Exercise description:
Filter for the word "Свердловской" and keep each matching line.

Data provided:
· · · ·

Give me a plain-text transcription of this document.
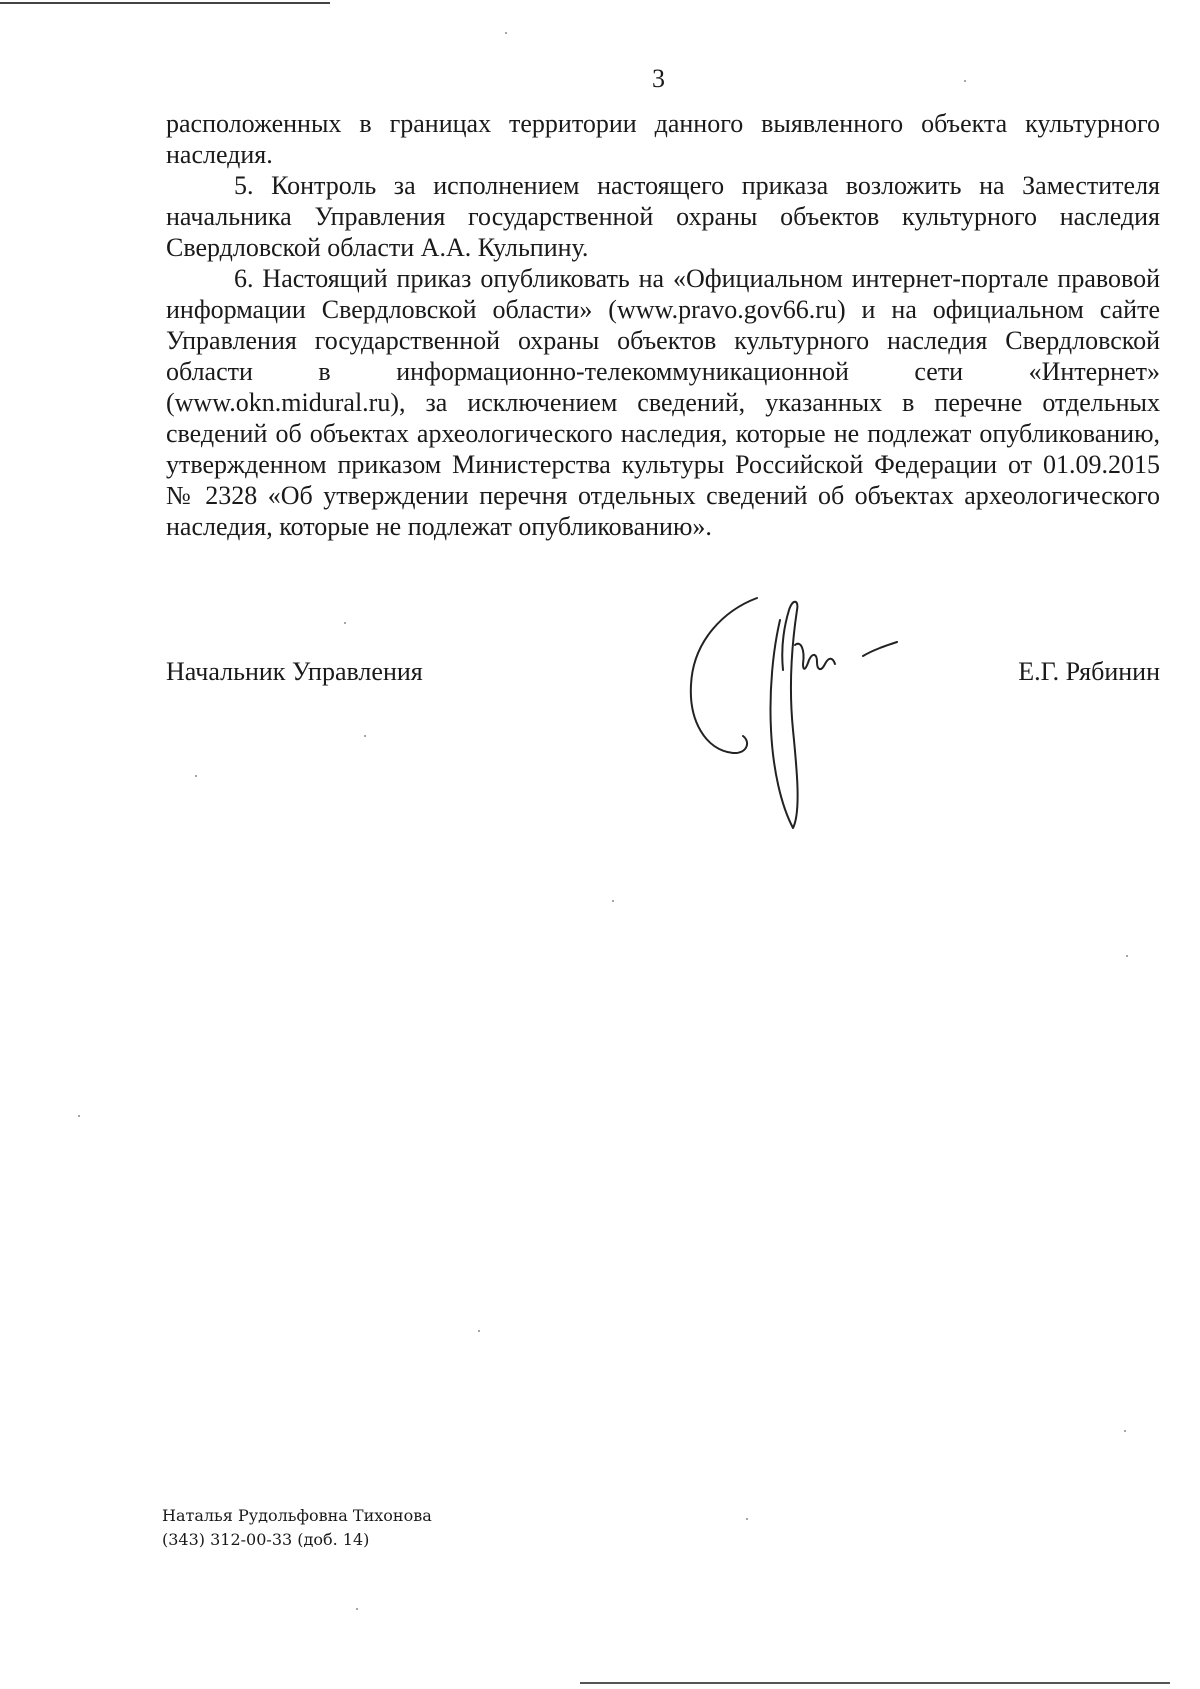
3

расположенных в границах территории данного выявленного объекта культурного наследия.

5. Контроль за исполнением настоящего приказа возложить на Заместителя начальника Управления государственной охраны объектов культурного наследия Свердловской области А.А. Кульпину.

6. Настоящий приказ опубликовать на «Официальном интернет-портале правовой информации Свердловской области» (www.pravo.gov66.ru) и на официальном сайте Управления государственной охраны объектов культурного наследия Свердловской области в информационно-телекоммуникационной сети «Интернет» (www.okn.midural.ru), за исключением сведений, указанных в перечне отдельных сведений об объектах археологического наследия, которые не подлежат опубликованию, утвержденном приказом Министерства культуры Российской Федерации от 01.09.2015 № 2328 «Об утверждении перечня отдельных сведений об объектах археологического наследия, которые не подлежат опубликованию».

Начальник Управления	Е.Г. Рябинин
Наталья Рудольфовна Тихонова
(343) 312-00-33 (доб. 14)
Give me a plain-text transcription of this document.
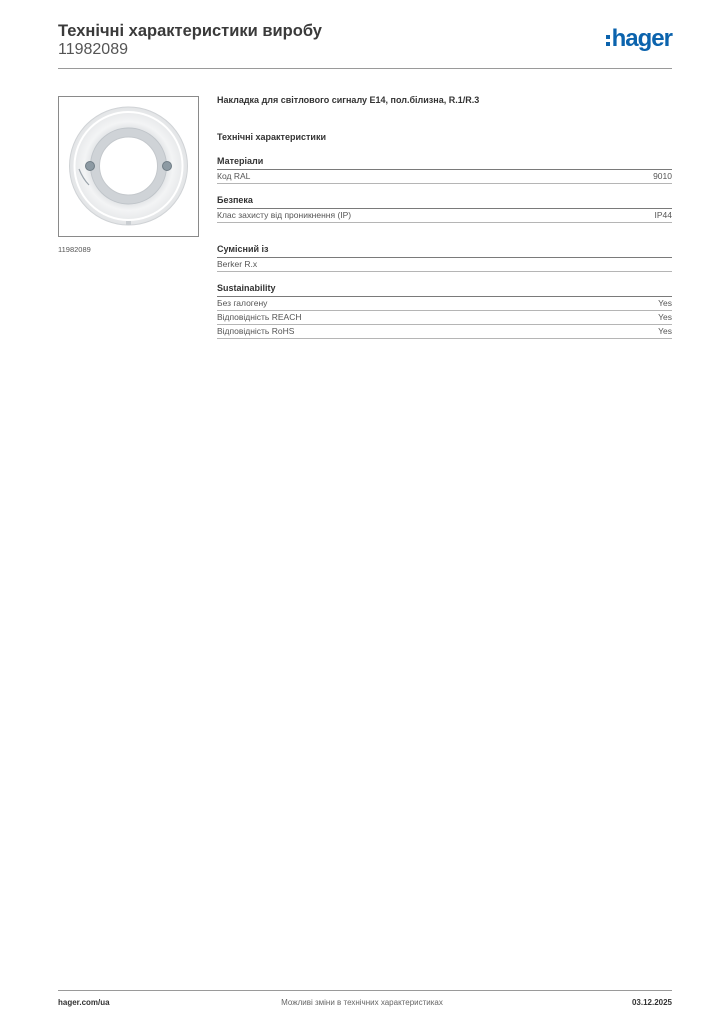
Технічні характеристики виробу
11982089	hager
11982089
Накладка для світлового сигналу E14, пол.білизна, R.1/R.3
Технічні характеристики
Матеріали
Код RAL	9010
Безпека
Клас захисту від проникнення (IP)	IP44
Сумісний із
Berker R.x
Sustainability
Без галогену	Yes
Відповідність REACH	Yes
Відповідність RoHS	Yes
hager.com/ua	Можливі зміни в технічних характеристиках	03.12.2025
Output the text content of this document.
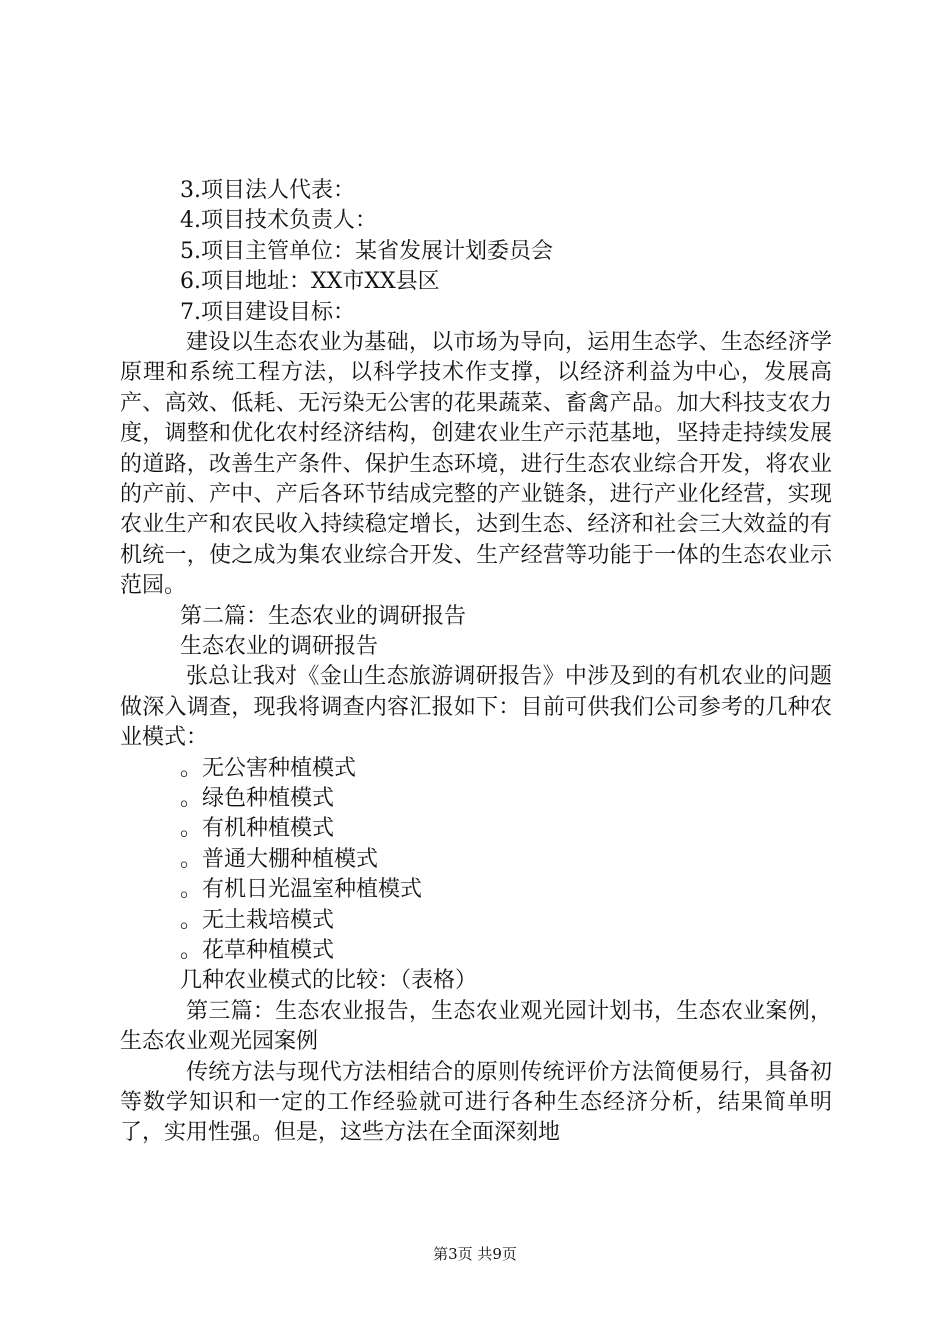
3.项目法人代表：
4.项目技术负责人：
5.项目主管单位：某省发展计划委员会
6.项目地址：XX市XX县区
7.项目建设目标：

建设以生态农业为基础，以市场为导向，运用生态学、生态经济学原理和系统工程方法，以科学技术作支撑，以经济利益为中心，发展高产、高效、低耗、无污染无公害的花果蔬菜、畜禽产品。加大科技支农力度，调整和优化农村经济结构，创建农业生产示范基地，坚持走持续发展的道路，改善生产条件、保护生态环境，进行生态农业综合开发，将农业的产前、产中、产后各环节结成完整的产业链条，进行产业化经营，实现农业生产和农民收入持续稳定增长，达到生态、经济和社会三大效益的有机统一，使之成为集农业综合开发、生产经营等功能于一体的生态农业示范园。

第二篇：生态农业的调研报告
生态农业的调研报告

张总让我对《金山生态旅游调研报告》中涉及到的有机农业的问题做深入调查，现我将调查内容汇报如下：目前可供我们公司参考的几种农业模式：

。无公害种植模式
。绿色种植模式
。有机种植模式
。普通大棚种植模式
。有机日光温室种植模式
。无土栽培模式
。花草种植模式
几种农业模式的比较：（表格）

第三篇：生态农业报告，生态农业观光园计划书，生态农业案例，生态农业观光园案例

传统方法与现代方法相结合的原则传统评价方法简便易行，具备初等数学知识和一定的工作经验就可进行各种生态经济分析，结果简单明了，实用性强。但是，这些方法在全面深刻地

第3页 共9页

· · · ·

Result of the exercise:
5. Контроль за исполнением настоящего приказа возложить на Заместителя начальника Управления государственной охраны объектов культурного наследия Свердловской области А.А. Кульпину.
6. Настоящий приказ опубликовать на «Официальном интернет-портале правовой информации Свердловской области» (www.pravo.gov66.ru) и на официальном сайте Управления государственной охраны объектов культурного наследия Свердловской области в информационно-телекоммуникационной сети «Интернет» (www.okn.midural.ru), за исключением сведений, указанных в перечне отдельных сведений об объектах археологического наследия, которые не подлежат опубликованию, утвержденном приказом Министерства культуры Российской Федерации от 01.09.2015 № 2328 «Об утверждении перечня отдельных сведений об объектах археологического наследия, которые не подлежат опубликованию».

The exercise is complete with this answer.